__TASK STATEMENT__: How many of the lines below contain "retirement"? Answer with that number alone.
## begin PROVIDED DATA
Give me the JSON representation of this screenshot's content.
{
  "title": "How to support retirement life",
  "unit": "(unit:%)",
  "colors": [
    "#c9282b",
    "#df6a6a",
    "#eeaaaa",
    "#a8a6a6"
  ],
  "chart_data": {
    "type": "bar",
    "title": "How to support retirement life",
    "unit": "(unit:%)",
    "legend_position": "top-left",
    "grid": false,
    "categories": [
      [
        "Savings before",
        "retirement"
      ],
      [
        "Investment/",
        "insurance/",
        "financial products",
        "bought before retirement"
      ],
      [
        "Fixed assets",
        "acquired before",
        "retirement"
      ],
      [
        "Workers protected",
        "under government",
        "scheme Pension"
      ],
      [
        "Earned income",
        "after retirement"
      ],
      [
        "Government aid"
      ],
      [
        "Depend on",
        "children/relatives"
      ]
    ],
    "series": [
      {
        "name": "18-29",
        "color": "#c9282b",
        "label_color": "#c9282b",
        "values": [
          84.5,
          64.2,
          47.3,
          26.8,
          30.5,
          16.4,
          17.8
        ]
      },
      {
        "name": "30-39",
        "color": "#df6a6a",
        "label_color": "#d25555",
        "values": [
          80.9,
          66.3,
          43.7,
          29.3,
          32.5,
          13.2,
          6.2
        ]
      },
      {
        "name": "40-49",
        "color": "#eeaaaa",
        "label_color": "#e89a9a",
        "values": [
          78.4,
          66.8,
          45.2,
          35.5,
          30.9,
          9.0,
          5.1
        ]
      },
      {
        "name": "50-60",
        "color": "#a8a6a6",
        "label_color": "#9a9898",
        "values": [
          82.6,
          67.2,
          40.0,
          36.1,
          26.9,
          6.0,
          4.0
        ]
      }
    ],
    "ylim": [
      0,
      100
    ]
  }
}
## end PROVIDED DATA
__EXERCISE ANSWER__: 6